— Start of Input —

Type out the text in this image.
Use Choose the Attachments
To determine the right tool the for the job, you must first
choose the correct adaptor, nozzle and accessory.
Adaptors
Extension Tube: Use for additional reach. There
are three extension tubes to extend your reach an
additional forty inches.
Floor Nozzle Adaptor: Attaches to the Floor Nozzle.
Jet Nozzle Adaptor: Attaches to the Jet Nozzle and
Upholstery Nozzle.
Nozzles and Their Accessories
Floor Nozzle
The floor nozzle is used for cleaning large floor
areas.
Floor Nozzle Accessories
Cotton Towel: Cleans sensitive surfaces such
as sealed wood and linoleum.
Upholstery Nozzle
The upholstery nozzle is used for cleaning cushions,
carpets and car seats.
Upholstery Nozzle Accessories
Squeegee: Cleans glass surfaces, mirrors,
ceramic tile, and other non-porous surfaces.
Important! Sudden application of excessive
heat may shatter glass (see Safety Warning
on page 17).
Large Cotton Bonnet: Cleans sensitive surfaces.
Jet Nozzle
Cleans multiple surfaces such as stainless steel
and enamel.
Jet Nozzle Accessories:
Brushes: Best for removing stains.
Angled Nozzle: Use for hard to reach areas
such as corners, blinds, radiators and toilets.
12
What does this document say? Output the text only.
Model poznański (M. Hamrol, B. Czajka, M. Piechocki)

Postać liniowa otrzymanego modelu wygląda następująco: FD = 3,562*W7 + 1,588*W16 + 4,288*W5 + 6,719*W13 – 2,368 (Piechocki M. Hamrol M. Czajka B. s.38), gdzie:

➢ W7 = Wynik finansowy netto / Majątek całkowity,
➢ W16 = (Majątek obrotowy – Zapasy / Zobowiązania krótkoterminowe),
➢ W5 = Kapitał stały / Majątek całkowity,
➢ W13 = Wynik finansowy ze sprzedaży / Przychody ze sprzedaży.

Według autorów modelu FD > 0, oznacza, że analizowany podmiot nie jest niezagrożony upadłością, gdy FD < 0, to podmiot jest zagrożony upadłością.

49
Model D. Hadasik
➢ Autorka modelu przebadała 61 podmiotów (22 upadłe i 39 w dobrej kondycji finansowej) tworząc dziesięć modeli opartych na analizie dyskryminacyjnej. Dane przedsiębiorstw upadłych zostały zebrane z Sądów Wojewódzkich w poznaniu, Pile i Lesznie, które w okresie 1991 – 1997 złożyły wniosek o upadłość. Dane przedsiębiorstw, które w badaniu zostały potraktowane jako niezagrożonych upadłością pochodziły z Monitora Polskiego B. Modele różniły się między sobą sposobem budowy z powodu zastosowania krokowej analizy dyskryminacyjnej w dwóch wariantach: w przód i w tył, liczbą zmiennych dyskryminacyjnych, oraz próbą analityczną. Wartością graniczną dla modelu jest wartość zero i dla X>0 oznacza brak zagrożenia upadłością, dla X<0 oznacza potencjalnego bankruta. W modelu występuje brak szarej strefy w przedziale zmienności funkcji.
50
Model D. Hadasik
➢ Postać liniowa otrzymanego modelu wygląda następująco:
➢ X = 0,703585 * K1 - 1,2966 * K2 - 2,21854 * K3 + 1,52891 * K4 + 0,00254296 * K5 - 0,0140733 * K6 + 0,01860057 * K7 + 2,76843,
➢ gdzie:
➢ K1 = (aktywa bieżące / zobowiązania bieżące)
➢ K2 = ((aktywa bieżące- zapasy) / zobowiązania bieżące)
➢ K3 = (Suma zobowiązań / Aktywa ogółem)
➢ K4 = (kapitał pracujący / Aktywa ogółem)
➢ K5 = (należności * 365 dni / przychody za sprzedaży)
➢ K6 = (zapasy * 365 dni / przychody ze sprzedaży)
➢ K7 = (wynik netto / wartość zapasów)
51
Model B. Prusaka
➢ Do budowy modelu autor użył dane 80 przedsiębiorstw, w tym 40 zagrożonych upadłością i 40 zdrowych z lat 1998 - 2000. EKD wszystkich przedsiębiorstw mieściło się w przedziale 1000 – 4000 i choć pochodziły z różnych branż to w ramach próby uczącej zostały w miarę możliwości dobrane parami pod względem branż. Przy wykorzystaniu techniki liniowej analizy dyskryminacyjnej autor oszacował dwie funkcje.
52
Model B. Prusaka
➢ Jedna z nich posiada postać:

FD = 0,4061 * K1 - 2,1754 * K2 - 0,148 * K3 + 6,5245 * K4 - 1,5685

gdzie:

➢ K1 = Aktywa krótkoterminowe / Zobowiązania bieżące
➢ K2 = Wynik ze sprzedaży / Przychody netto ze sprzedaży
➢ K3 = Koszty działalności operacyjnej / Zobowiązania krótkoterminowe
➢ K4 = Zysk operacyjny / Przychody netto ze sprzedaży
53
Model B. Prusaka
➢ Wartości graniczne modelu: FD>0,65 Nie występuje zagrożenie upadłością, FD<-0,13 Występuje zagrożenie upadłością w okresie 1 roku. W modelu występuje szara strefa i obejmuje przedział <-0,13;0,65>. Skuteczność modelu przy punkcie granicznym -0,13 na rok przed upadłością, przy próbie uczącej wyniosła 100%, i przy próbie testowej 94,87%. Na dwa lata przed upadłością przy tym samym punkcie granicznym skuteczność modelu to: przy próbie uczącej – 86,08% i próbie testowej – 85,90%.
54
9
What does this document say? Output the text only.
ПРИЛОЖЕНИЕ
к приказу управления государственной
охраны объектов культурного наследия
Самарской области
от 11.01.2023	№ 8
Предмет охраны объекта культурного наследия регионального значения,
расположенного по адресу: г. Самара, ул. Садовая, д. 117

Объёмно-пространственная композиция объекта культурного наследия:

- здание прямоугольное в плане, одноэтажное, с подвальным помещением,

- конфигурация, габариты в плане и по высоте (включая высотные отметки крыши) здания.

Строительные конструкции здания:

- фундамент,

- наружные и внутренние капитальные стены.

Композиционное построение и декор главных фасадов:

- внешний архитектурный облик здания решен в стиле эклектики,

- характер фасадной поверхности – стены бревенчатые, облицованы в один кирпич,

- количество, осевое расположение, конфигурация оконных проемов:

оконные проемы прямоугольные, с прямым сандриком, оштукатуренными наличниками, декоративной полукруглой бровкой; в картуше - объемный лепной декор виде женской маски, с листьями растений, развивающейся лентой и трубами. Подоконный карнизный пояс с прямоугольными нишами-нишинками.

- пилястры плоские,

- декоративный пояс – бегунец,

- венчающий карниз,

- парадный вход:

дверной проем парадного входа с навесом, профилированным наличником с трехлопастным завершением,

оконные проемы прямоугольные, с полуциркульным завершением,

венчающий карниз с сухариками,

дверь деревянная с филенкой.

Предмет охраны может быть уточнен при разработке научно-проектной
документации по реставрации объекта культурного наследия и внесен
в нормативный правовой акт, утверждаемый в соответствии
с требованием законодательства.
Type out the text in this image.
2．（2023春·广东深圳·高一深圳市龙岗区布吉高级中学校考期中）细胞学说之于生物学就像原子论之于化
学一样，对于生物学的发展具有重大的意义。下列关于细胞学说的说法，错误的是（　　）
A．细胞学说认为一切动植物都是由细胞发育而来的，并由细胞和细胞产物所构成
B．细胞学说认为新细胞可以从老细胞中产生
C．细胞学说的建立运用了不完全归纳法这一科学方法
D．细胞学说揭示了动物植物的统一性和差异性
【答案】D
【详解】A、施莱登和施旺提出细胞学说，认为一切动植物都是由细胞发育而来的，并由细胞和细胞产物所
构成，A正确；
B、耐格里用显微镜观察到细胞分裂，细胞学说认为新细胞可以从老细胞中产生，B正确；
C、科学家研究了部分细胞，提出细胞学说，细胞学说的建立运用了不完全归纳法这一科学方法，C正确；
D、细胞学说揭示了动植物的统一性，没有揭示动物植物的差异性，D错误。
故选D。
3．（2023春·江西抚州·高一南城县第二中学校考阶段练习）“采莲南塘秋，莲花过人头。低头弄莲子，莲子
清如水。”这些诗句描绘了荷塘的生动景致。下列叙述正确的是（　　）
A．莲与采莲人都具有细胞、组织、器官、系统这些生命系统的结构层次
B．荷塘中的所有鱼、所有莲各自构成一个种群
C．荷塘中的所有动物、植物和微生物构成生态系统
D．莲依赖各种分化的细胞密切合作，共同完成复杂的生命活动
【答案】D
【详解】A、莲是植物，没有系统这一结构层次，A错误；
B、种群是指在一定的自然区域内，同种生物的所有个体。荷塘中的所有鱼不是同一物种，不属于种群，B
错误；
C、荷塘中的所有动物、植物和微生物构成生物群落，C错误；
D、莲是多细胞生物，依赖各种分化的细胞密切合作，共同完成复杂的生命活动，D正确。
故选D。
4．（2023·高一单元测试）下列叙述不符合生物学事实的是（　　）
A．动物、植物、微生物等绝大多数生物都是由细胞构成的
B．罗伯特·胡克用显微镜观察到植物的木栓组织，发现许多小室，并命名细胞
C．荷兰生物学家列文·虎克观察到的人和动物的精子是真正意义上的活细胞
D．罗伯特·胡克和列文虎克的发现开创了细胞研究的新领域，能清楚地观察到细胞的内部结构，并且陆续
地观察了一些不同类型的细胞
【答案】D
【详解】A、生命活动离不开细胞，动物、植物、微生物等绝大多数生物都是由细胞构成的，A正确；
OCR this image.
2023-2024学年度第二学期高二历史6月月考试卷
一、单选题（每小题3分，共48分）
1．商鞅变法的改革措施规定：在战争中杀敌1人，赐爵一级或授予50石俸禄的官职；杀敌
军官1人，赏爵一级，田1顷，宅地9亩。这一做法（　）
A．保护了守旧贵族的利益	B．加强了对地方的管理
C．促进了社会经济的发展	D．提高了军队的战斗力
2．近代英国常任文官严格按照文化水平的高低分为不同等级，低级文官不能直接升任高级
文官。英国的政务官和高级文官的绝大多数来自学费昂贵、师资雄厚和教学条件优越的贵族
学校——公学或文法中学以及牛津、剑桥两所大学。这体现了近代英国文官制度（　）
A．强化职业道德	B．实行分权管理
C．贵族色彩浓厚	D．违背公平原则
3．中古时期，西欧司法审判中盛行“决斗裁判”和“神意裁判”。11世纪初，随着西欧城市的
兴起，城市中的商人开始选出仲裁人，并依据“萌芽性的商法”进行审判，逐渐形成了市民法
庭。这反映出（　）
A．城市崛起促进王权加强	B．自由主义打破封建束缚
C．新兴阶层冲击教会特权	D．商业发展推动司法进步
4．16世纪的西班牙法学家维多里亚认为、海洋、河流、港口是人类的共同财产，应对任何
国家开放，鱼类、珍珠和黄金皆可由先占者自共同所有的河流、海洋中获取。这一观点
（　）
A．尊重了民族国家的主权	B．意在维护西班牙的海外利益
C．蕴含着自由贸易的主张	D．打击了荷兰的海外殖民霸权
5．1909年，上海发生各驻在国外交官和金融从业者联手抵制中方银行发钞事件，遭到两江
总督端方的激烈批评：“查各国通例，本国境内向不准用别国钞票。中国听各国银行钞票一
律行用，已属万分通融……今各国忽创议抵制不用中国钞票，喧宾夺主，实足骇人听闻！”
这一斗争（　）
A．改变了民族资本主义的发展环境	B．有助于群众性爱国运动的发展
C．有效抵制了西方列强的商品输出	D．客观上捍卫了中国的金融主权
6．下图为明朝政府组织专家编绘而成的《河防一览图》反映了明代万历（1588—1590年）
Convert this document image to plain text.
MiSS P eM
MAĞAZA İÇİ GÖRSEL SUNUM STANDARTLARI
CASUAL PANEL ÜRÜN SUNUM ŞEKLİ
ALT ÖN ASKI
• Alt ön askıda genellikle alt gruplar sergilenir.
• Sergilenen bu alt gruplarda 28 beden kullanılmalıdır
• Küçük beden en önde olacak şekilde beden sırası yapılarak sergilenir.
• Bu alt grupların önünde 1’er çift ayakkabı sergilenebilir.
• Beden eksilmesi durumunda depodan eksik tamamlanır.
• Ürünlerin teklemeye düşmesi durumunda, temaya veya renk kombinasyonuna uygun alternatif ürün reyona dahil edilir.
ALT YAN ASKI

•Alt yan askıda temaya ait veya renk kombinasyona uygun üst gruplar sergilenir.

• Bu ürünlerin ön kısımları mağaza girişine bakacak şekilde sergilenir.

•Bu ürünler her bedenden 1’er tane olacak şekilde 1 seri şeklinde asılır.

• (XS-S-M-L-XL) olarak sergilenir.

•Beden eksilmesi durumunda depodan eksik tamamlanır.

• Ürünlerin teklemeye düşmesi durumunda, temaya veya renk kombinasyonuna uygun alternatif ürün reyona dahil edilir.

— End of Input —

= Set task =
Search the records for the word "ogółem", then list every line that has it.

= Response to this exercise =
➢ K3 = (Suma zobowiązań / Aktywa ogółem)
➢ K4 = (kapitał pracujący / Aktywa ogółem)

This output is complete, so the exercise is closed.